• **WRITTEN PROBLEM**:
Transcribe every entry word for word. Skip the pictures.

• **MATERIAL TO PROCESS**:

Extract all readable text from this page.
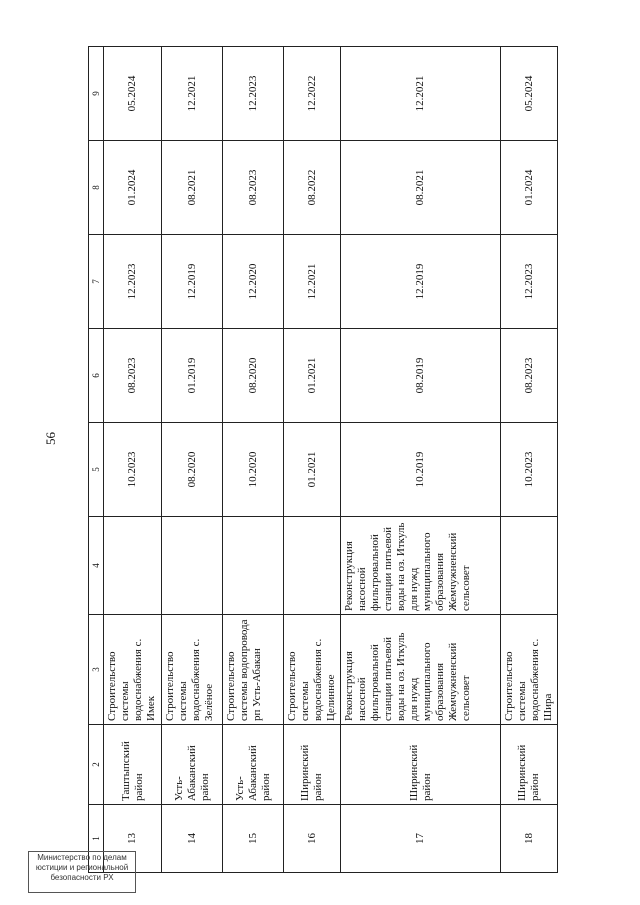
56
1	2	3	4	5	6	7	8	9
13	Таштыпский район	Строительство системы водоснабжения с. Имек		10.2023	08.2023	12.2023	01.2024	05.2024
14	Усть-Абаканский район	Строительство системы водоснабжения с. Зелёное		08.2020	01.2019	12.2019	08.2021	12.2021
15	Усть-Абаканский район	Строительство системы водопровода рп Усть-Абакан		10.2020	08.2020	12.2020	08.2023	12.2023
16	Ширинский район	Строительство системы водоснабжения с. Целинное		01.2021	01.2021	12.2021	08.2022	12.2022
17	Ширинский район	Реконструкция насосной фильтровальной станции питьевой воды на оз. Иткуль для нужд муниципального образования Жемчужненский сельсовет	Реконструкция насосной фильтровальной станции питьевой воды на оз. Иткуль для нужд муниципального образования Жемчужненский сельсовет	10.2019	08.2019	12.2019	08.2021	12.2021
18	Ширинский район	Строительство системы водоснабжения с. Шира		10.2023	08.2023	12.2023	01.2024	05.2024
Министерство по делам
юстиции и региональной
безопасности РХ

• **REPLY TO THE TASK**:
Extract all readable text from this page.
56
1	2	3	4	5	6	7	8	9
13	Таштыпский район	Строительство системы водоснабжения с. Имек		10.2023	08.2023	12.2023	01.2024	05.2024
14	Усть-Абаканский район	Строительство системы водоснабжения с. Зелёное		08.2020	01.2019	12.2019	08.2021	12.2021
15	Усть-Абаканский район	Строительство системы водопровода рп Усть-Абакан		10.2020	08.2020	12.2020	08.2023	12.2023
16	Ширинский район	Строительство системы водоснабжения с. Целинное		01.2021	01.2021	12.2021	08.2022	12.2022
17	Ширинский район	Реконструкция насосной фильтровальной станции питьевой воды на оз. Иткуль для нужд муниципального образования Жемчужненский сельсовет	Реконструкция насосной фильтровальной станции питьевой воды на оз. Иткуль для нужд муниципального образования Жемчужненский сельсовет	10.2019	08.2019	12.2019	08.2021	12.2021
18	Ширинский район	Строительство системы водоснабжения с. Шира		10.2023	08.2023	12.2023	01.2024	05.2024
Министерство по делам
юстиции и региональной
безопасности РХ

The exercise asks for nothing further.